=== Task statement ===
Select, from the material below, each line with "selected" in it.

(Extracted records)
• • •

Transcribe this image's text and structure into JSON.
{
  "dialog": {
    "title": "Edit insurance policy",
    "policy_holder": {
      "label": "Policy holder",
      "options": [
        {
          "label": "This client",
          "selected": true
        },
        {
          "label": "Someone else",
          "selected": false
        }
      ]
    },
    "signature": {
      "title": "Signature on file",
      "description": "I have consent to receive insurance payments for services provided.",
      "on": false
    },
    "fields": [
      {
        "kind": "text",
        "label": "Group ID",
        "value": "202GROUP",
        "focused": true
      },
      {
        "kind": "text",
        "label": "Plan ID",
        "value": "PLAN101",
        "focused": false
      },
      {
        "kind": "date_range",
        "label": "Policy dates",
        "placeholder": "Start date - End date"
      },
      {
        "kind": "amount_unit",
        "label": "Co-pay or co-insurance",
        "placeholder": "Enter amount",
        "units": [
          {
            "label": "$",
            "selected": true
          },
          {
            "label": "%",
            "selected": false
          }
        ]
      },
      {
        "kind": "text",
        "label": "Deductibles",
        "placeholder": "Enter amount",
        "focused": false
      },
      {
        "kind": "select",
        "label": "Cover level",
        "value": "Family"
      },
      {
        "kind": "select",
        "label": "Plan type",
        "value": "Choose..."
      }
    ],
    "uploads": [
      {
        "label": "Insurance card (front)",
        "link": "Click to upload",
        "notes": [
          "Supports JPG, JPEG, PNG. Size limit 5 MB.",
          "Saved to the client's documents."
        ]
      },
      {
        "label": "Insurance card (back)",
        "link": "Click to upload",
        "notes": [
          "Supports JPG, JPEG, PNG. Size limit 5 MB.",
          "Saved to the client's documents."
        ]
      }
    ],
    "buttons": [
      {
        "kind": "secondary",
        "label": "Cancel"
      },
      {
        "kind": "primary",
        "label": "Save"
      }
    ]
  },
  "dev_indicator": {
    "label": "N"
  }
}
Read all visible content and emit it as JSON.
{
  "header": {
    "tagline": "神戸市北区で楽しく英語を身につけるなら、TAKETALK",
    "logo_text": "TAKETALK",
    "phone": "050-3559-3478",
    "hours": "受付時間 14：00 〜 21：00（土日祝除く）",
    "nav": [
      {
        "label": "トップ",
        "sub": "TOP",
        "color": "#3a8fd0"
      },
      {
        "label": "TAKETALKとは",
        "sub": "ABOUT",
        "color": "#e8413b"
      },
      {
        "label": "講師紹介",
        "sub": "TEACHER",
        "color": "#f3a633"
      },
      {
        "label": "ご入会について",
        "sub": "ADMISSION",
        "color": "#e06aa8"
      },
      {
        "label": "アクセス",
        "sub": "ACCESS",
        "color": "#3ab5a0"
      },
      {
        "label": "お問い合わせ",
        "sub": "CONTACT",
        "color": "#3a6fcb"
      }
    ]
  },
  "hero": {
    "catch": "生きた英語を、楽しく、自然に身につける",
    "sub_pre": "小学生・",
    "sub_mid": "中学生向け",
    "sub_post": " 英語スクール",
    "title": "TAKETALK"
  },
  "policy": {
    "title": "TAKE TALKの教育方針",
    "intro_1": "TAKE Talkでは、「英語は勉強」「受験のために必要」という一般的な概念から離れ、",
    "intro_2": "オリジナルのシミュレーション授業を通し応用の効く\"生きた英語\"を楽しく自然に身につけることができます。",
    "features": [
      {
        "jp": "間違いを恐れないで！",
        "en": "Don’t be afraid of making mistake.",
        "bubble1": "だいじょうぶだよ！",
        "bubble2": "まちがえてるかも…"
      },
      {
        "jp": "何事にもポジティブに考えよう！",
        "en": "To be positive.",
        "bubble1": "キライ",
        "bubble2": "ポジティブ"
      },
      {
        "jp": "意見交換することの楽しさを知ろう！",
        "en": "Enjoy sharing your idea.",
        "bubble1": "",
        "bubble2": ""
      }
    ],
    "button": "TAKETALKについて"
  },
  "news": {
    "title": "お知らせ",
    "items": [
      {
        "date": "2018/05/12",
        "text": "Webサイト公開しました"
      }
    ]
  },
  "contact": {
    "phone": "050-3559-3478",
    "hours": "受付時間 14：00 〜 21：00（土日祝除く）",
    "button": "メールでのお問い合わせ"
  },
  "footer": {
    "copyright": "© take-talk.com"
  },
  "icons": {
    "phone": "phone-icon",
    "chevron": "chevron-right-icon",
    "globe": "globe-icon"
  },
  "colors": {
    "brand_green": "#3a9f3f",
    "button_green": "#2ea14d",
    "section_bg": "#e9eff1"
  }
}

• • •

=== Expected answer ===
          "selected": true
          "selected": false
            "selected": true
            "selected": false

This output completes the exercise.